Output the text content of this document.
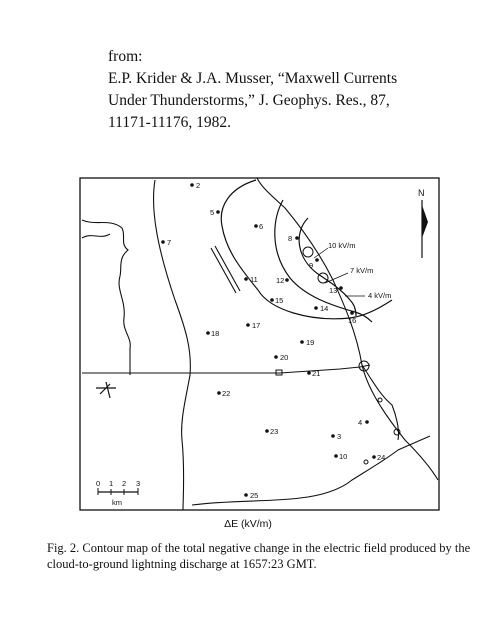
from:
E.P. Krider & J.A. Musser, “Maxwell Currents
Under Thunderstorms,” J. Geophys. Res., 87,
11171-11176, 1982.
10 kV/m
7 kV/m
4 kV/m
2
5
6
7	8
9
11 12
13
14
15
16
17
18
19
20
21
22
23
3
4
10	24
25
N
0 1 2 3
km
ΔE (kV/m)
Fig. 2. Contour map of the total negative change in the electric field produced by the cloud-to-ground lightning discharge at 1657:23 GMT.
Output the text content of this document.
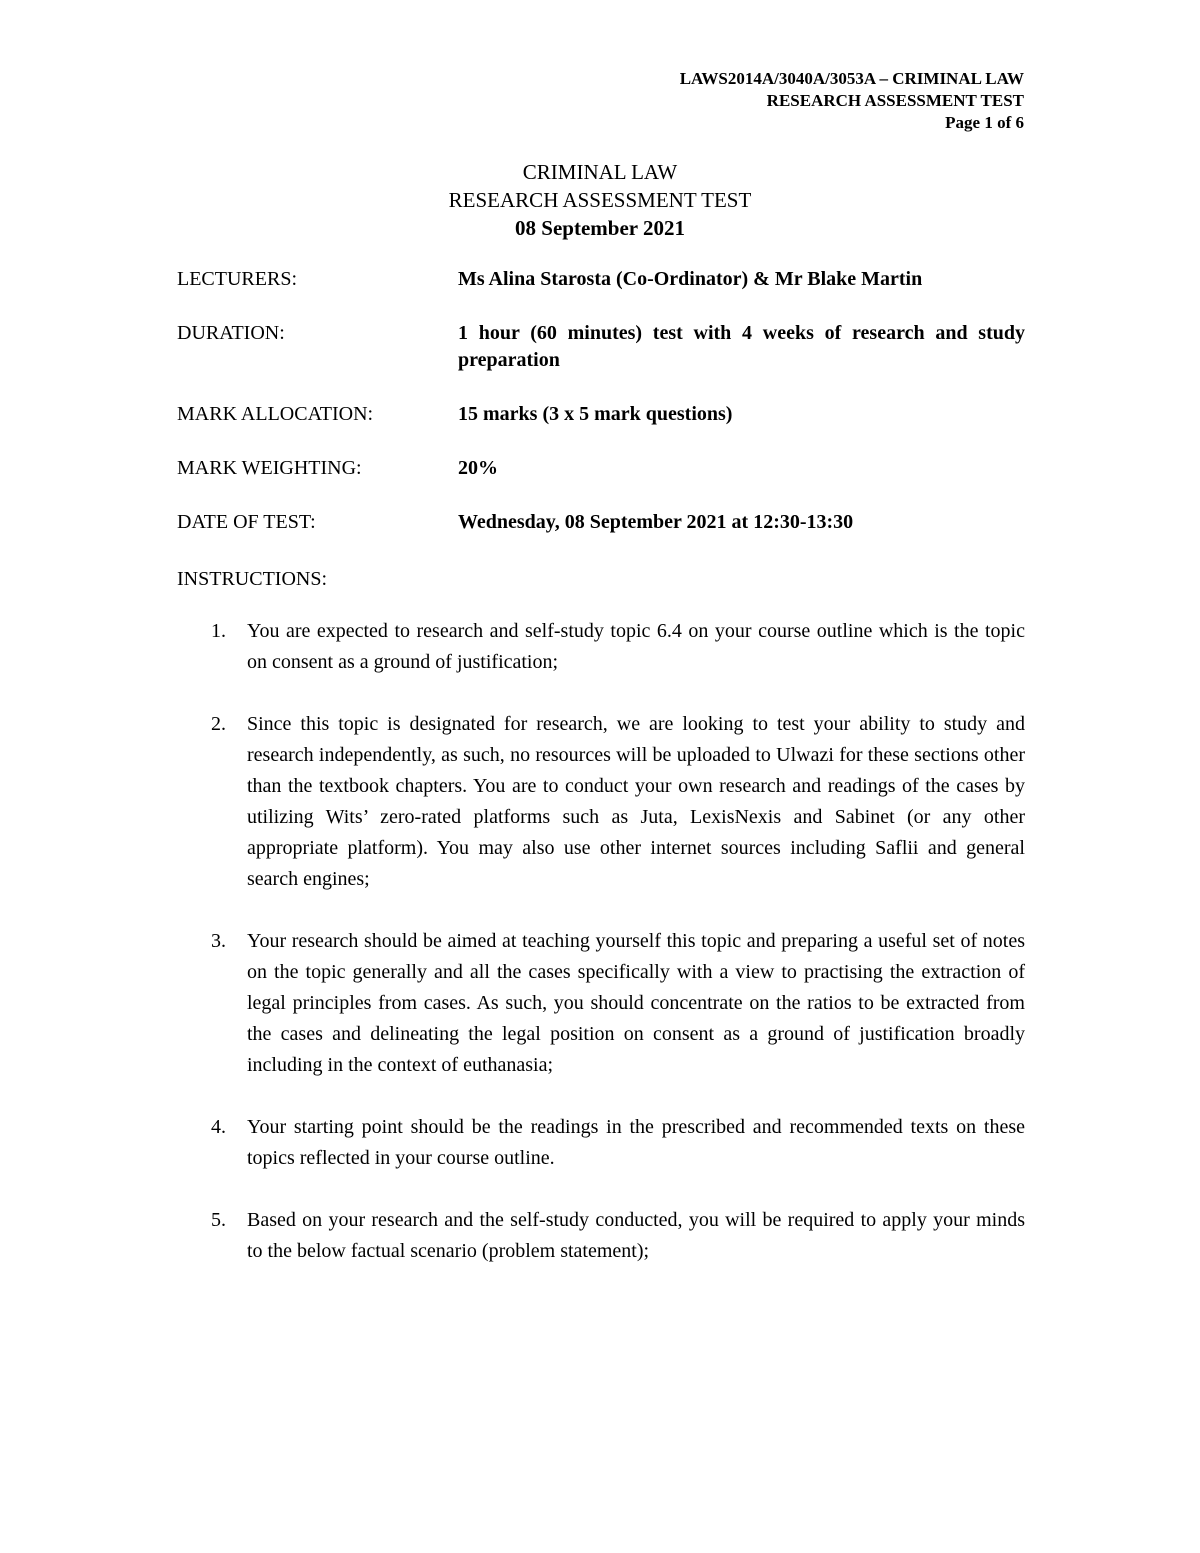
LAWS2014A/3040A/3053A – CRIMINAL LAW
RESEARCH ASSESSMENT TEST
Page 1 of 6
CRIMINAL LAW
RESEARCH ASSESSMENT TEST
08 September 2021
LECTURERS:	Ms Alina Starosta (Co-Ordinator) & Mr Blake Martin
DURATION:	1 hour (60 minutes) test with 4 weeks of research and study preparation
MARK ALLOCATION:	15 marks (3 x 5 mark questions)
MARK WEIGHTING:	20%
DATE OF TEST:	Wednesday, 08 September 2021 at 12:30-13:30
INSTRUCTIONS:
1.	You are expected to research and self-study topic 6.4 on your course outline which is the topic on consent as a ground of justification;
2.	Since this topic is designated for research, we are looking to test your ability to study and research independently, as such, no resources will be uploaded to Ulwazi for these sections other than the textbook chapters. You are to conduct your own research and readings of the cases by utilizing Wits’ zero-rated platforms such as Juta, LexisNexis and Sabinet (or any other appropriate platform). You may also use other internet sources including Saflii and general search engines;
3.	Your research should be aimed at teaching yourself this topic and preparing a useful set of notes on the topic generally and all the cases specifically with a view to practising the extraction of legal principles from cases. As such, you should concentrate on the ratios to be extracted from the cases and delineating the legal position on consent as a ground of justification broadly including in the context of euthanasia;
4.	Your starting point should be the readings in the prescribed and recommended texts on these topics reflected in your course outline.
5.	Based on your research and the self-study conducted, you will be required to apply your minds to the below factual scenario (problem statement);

* * * * * * * * *

[TO DO] Wherever the word "study" occurs in a line of the listing, copy that line.

[THE OUTPUT]
DURATION:	1 hour (60 minutes) test with 4 weeks of research and study preparation
1.	You are expected to research and self-study topic 6.4 on your course outline which is the topic on consent as a ground of justification;
2.	Since this topic is designated for research, we are looking to test your ability to study and research independently, as such, no resources will be uploaded to Ulwazi for these sections other than the textbook chapters. You are to conduct your own research and readings of the cases by utilizing Wits’ zero-rated platforms such as Juta, LexisNexis and Sabinet (or any other appropriate platform). You may also use other internet sources including Saflii and general search engines;
5.	Based on your research and the self-study conducted, you will be required to apply your minds to the below factual scenario (problem statement);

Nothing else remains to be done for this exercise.